■ WORK TO DO ■
Transcribe all of the data exactly. Omit the pictures.

■ SUPPLIED INFORMATION ■
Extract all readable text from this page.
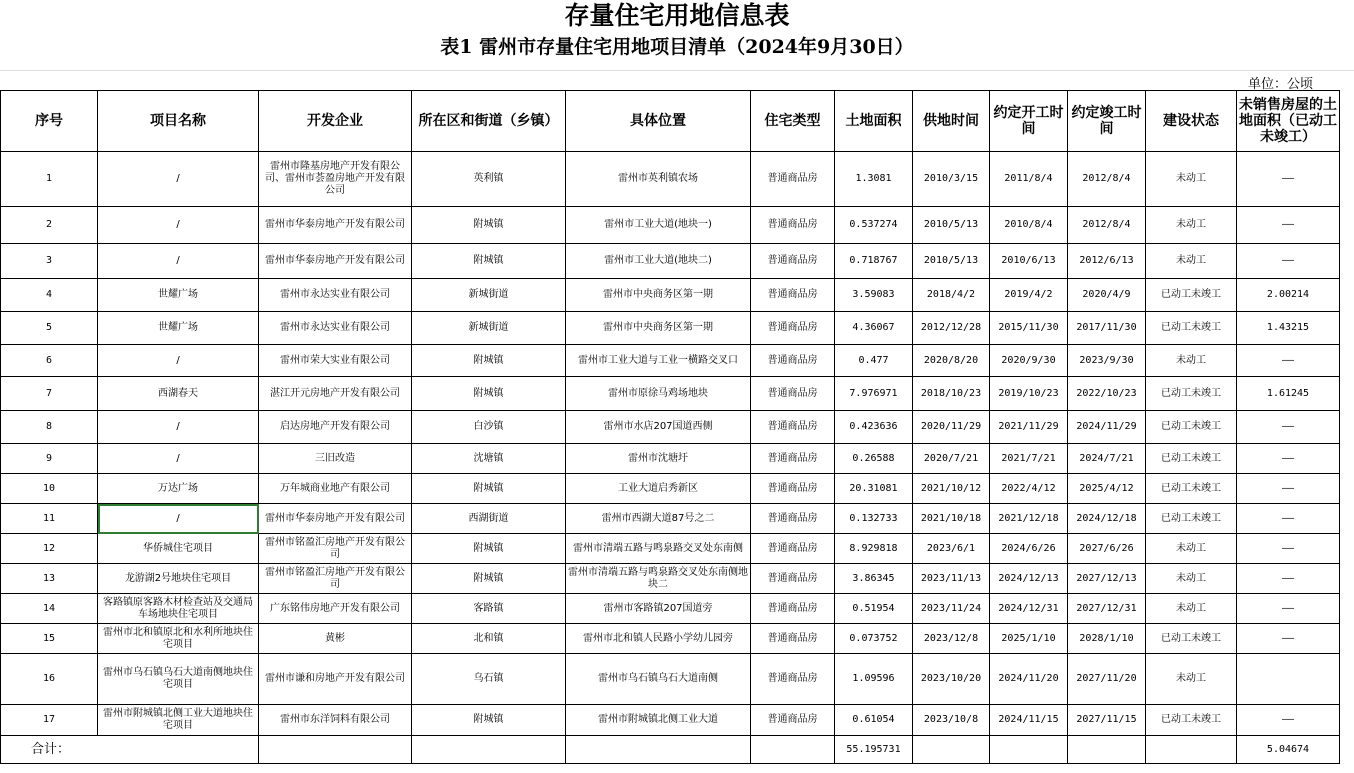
存量住宅用地信息表
表1 雷州市存量住宅用地项目清单（2024年9月30日）
单位：公顷
序号	项目名称	开发企业	所在区和街道（乡镇）	具体位置	住宅类型	土地面积	供地时间	约定开工时间	约定竣工时间	建设状态	未销售房屋的土地面积（已动工未竣工）
1	/	雷州市隆基房地产开发有限公司、雷州市荟盈房地产开发有限公司	英利镇	雷州市英利镇农场	普通商品房	1.3081	2010/3/15	2011/8/4	2012/8/4	未动工	——
2	/	雷州市华泰房地产开发有限公司	附城镇	雷州市工业大道(地块一)	普通商品房	0.537274	2010/5/13	2010/8/4	2012/8/4	未动工	——
3	/	雷州市华泰房地产开发有限公司	附城镇	雷州市工业大道(地块二)	普通商品房	0.718767	2010/5/13	2010/6/13	2012/6/13	未动工	——
4	世耀广场	雷州市永达实业有限公司	新城街道	雷州市中央商务区第一期	普通商品房	3.59083	2018/4/2	2019/4/2	2020/4/9	已动工未竣工	2.00214
5	世耀广场	雷州市永达实业有限公司	新城街道	雷州市中央商务区第一期	普通商品房	4.36067	2012/12/28	2015/11/30	2017/11/30	已动工未竣工	1.43215
6	/	雷州市荣大实业有限公司	附城镇	雷州市工业大道与工业一横路交叉口	普通商品房	0.477	2020/8/20	2020/9/30	2023/9/30	未动工	——
7	西湖春天	湛江开元房地产开发有限公司	附城镇	雷州市原徐马鸡场地块	普通商品房	7.976971	2018/10/23	2019/10/23	2022/10/23	已动工未竣工	1.61245
8	/	启达房地产开发有限公司	白沙镇	雷州市水店207国道西侧	普通商品房	0.423636	2020/11/29	2021/11/29	2024/11/29	已动工未竣工	——
9	/	三旧改造	沈塘镇	雷州市沈塘圩	普通商品房	0.26588	2020/7/21	2021/7/21	2024/7/21	已动工未竣工	——
10	万达广场	万年城商业地产有限公司	附城镇	工业大道启秀新区	普通商品房	20.31081	2021/10/12	2022/4/12	2025/4/12	已动工未竣工	——
11	/	雷州市华泰房地产开发有限公司	西湖街道	雷州市西湖大道87号之二	普通商品房	0.132733	2021/10/18	2021/12/18	2024/12/18	已动工未竣工	——
12	华侨城住宅项目	雷州市铭盈汇房地产开发有限公司	附城镇	雷州市清端五路与鸣泉路交叉处东南侧	普通商品房	8.929818	2023/6/1	2024/6/26	2027/6/26	未动工	——
13	龙游湖2号地块住宅项目	雷州市铭盈汇房地产开发有限公司	附城镇	雷州市清端五路与鸣泉路交叉处东南侧地块二	普通商品房	3.86345	2023/11/13	2024/12/13	2027/12/13	未动工	——
14	客路镇原客路木材检查站及交通局车场地块住宅项目	广东铭伟房地产开发有限公司	客路镇	雷州市客路镇207国道旁	普通商品房	0.51954	2023/11/24	2024/12/31	2027/12/31	未动工	——
15	雷州市北和镇原北和水利所地块住宅项目	黄彬	北和镇	雷州市北和镇人民路小学幼儿园旁	普通商品房	0.073752	2023/12/8	2025/1/10	2028/1/10	已动工未竣工	——
16	雷州市乌石镇乌石大道南侧地块住宅项目	雷州市谦和房地产开发有限公司	乌石镇	雷州市乌石镇乌石大道南侧	普通商品房	1.09596	2023/10/20	2024/11/20	2027/11/20	未动工	
17	雷州市附城镇北侧工业大道地块住宅项目	雷州市东洋饲料有限公司	附城镇	雷州市附城镇北侧工业大道	普通商品房	0.61054	2023/10/8	2024/11/15	2027/11/15	已动工未竣工	——
合计：						55.195731					5.04674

■ FULL ANSWER ■
Extract all readable text from this page.
存量住宅用地信息表
表1 雷州市存量住宅用地项目清单（2024年9月30日）
单位：公顷
序号	项目名称	开发企业	所在区和街道（乡镇）	具体位置	住宅类型	土地面积	供地时间	约定开工时间	约定竣工时间	建设状态	未销售房屋的土地面积（已动工未竣工）
1	/	雷州市隆基房地产开发有限公司、雷州市荟盈房地产开发有限公司	英利镇	雷州市英利镇农场	普通商品房	1.3081	2010/3/15	2011/8/4	2012/8/4	未动工	——
2	/	雷州市华泰房地产开发有限公司	附城镇	雷州市工业大道(地块一)	普通商品房	0.537274	2010/5/13	2010/8/4	2012/8/4	未动工	——
3	/	雷州市华泰房地产开发有限公司	附城镇	雷州市工业大道(地块二)	普通商品房	0.718767	2010/5/13	2010/6/13	2012/6/13	未动工	——
4	世耀广场	雷州市永达实业有限公司	新城街道	雷州市中央商务区第一期	普通商品房	3.59083	2018/4/2	2019/4/2	2020/4/9	已动工未竣工	2.00214
5	世耀广场	雷州市永达实业有限公司	新城街道	雷州市中央商务区第一期	普通商品房	4.36067	2012/12/28	2015/11/30	2017/11/30	已动工未竣工	1.43215
6	/	雷州市荣大实业有限公司	附城镇	雷州市工业大道与工业一横路交叉口	普通商品房	0.477	2020/8/20	2020/9/30	2023/9/30	未动工	——
7	西湖春天	湛江开元房地产开发有限公司	附城镇	雷州市原徐马鸡场地块	普通商品房	7.976971	2018/10/23	2019/10/23	2022/10/23	已动工未竣工	1.61245
8	/	启达房地产开发有限公司	白沙镇	雷州市水店207国道西侧	普通商品房	0.423636	2020/11/29	2021/11/29	2024/11/29	已动工未竣工	——
9	/	三旧改造	沈塘镇	雷州市沈塘圩	普通商品房	0.26588	2020/7/21	2021/7/21	2024/7/21	已动工未竣工	——
10	万达广场	万年城商业地产有限公司	附城镇	工业大道启秀新区	普通商品房	20.31081	2021/10/12	2022/4/12	2025/4/12	已动工未竣工	——
11	/	雷州市华泰房地产开发有限公司	西湖街道	雷州市西湖大道87号之二	普通商品房	0.132733	2021/10/18	2021/12/18	2024/12/18	已动工未竣工	——
12	华侨城住宅项目	雷州市铭盈汇房地产开发有限公司	附城镇	雷州市清端五路与鸣泉路交叉处东南侧	普通商品房	8.929818	2023/6/1	2024/6/26	2027/6/26	未动工	——
13	龙游湖2号地块住宅项目	雷州市铭盈汇房地产开发有限公司	附城镇	雷州市清端五路与鸣泉路交叉处东南侧地块二	普通商品房	3.86345	2023/11/13	2024/12/13	2027/12/13	未动工	——
14	客路镇原客路木材检查站及交通局车场地块住宅项目	广东铭伟房地产开发有限公司	客路镇	雷州市客路镇207国道旁	普通商品房	0.51954	2023/11/24	2024/12/31	2027/12/31	未动工	——
15	雷州市北和镇原北和水利所地块住宅项目	黄彬	北和镇	雷州市北和镇人民路小学幼儿园旁	普通商品房	0.073752	2023/12/8	2025/1/10	2028/1/10	已动工未竣工	——
16	雷州市乌石镇乌石大道南侧地块住宅项目	雷州市谦和房地产开发有限公司	乌石镇	雷州市乌石镇乌石大道南侧	普通商品房	1.09596	2023/10/20	2024/11/20	2027/11/20	未动工	
17	雷州市附城镇北侧工业大道地块住宅项目	雷州市东洋饲料有限公司	附城镇	雷州市附城镇北侧工业大道	普通商品房	0.61054	2023/10/8	2024/11/15	2027/11/15	已动工未竣工	——
合计：						55.195731					5.04674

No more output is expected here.